JOB: Set out every line bearing the string "solving".

(Items listed in a dataset)
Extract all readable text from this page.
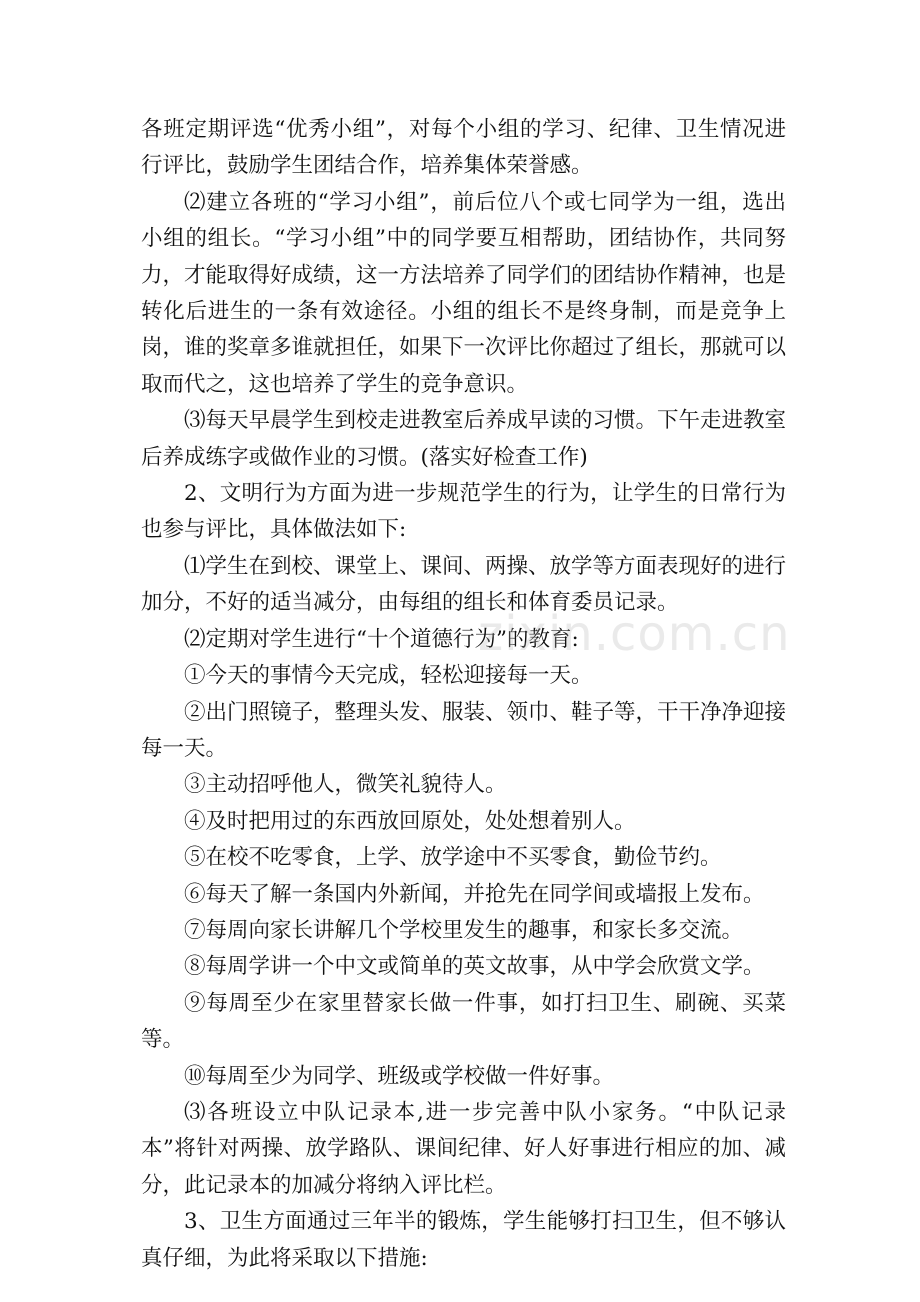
各班定期评选“优秀小组”，对每个小组的学习、纪律、卫生情况进行评比，鼓励学生团结合作，培养集体荣誉感。

⑵建立各班的“学习小组”，前后位八个或七同学为一组，选出小组的组长。“学习小组”中的同学要互相帮助，团结协作，共同努力，才能取得好成绩，这一方法培养了同学们的团结协作精神，也是转化后进生的一条有效途径。小组的组长不是终身制，而是竞争上岗，谁的奖章多谁就担任，如果下一次评比你超过了组长，那就可以取而代之，这也培养了学生的竞争意识。

⑶每天早晨学生到校走进教室后养成早读的习惯。下午走进教室后养成练字或做作业的习惯。(落实好检查工作)

2、文明行为方面为进一步规范学生的行为，让学生的日常行为也参与评比，具体做法如下:

⑴学生在到校、课堂上、课间、两操、放学等方面表现好的进行加分，不好的适当减分，由每组的组长和体育委员记录。

⑵定期对学生进行“十个道德行为”的教育:

①今天的事情今天完成，轻松迎接每一天。

②出门照镜子，整理头发、服装、领巾、鞋子等，干干净净迎接每一天。

③主动招呼他人，微笑礼貌待人。

④及时把用过的东西放回原处，处处想着别人。

⑤在校不吃零食，上学、放学途中不买零食，勤俭节约。

⑥每天了解一条国内外新闻，并抢先在同学间或墙报上发布。

⑦每周向家长讲解几个学校里发生的趣事，和家长多交流。

⑧每周学讲一个中文或简单的英文故事，从中学会欣赏文学。

⑨每周至少在家里替家长做一件事，如打扫卫生、刷碗、买菜等。

⑩每周至少为同学、班级或学校做一件好事。

⑶各班设立中队记录本,进一步完善中队小家务。“中队记录本”将针对两操、放学路队、课间纪律、好人好事进行相应的加、减分，此记录本的加减分将纳入评比栏。

3、卫生方面通过三年半的锻炼，学生能够打扫卫生，但不够认真仔细，为此将采取以下措施:

zixin.com.cn
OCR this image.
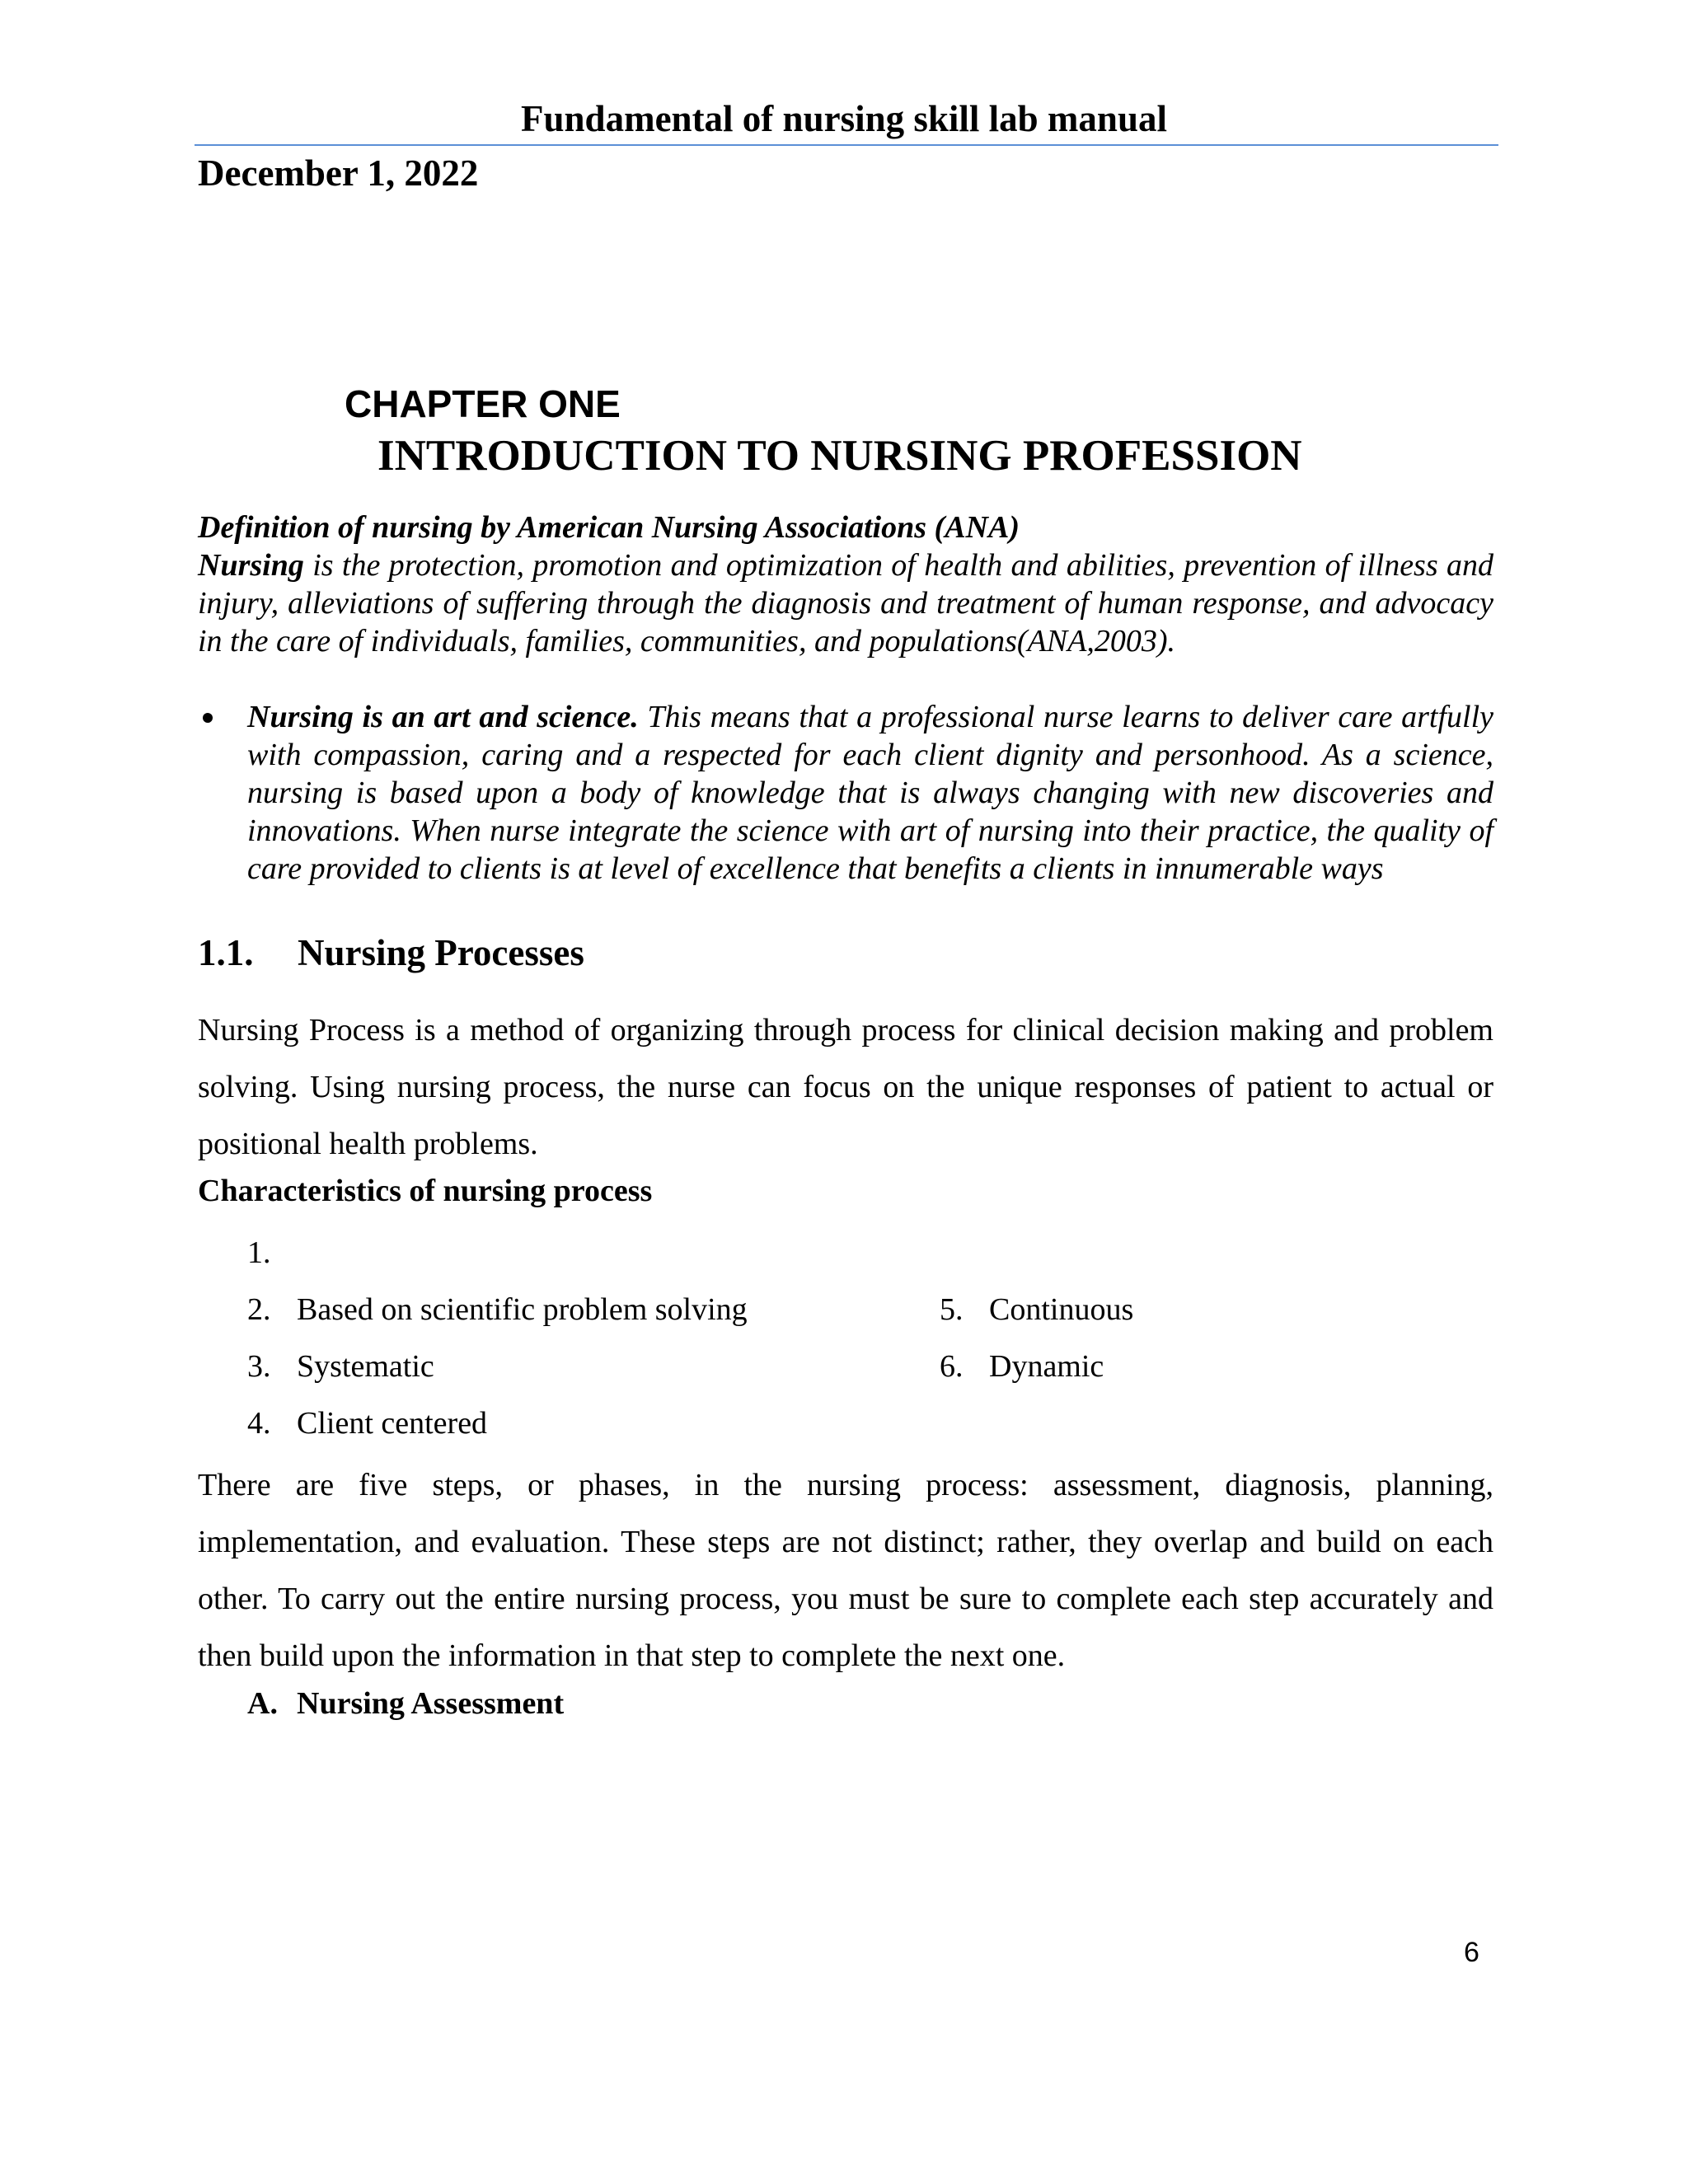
Fundamental of nursing skill lab manual
December 1, 2022
CHAPTER ONE
INTRODUCTION TO NURSING PROFESSION
Definition of nursing by American Nursing Associations (ANA)
Nursing is the protection, promotion and optimization of health and abilities, prevention of illness and injury, alleviations of suffering through the diagnosis and treatment of human response, and advocacy in the care of individuals, families, communities, and populations(ANA,2003).
Nursing is an art and science. This means that a professional nurse learns to deliver care artfully with compassion, caring and a respected for each client dignity and personhood. As a science, nursing is based upon a body of knowledge that is always changing with new discoveries and innovations. When nurse integrate the science with art of nursing into their practice, the quality of care provided to clients is at level of excellence that benefits a clients in innumerable ways
1.1. Nursing Processes
Nursing Process is a method of organizing through process for clinical decision making and problem solving. Using nursing process, the nurse can focus on the unique responses of patient to actual or positional health problems.
Characteristics of nursing process
1.
2. Based on scientific problem solving
3. Systematic
4. Client centered
5. Continuous
6. Dynamic
There are five steps, or phases, in the nursing process: assessment, diagnosis, planning, implementation, and evaluation. These steps are not distinct; rather, they overlap and build on each other. To carry out the entire nursing process, you must be sure to complete each step accurately and then build upon the information in that step to complete the next one.
A. Nursing Assessment
6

THE OUTPUT:
Nursing Process is a method of organizing through process for clinical decision making and problem solving. Using nursing process, the nurse can focus on the unique responses of patient to actual or positional health problems.
2. Based on scientific problem solving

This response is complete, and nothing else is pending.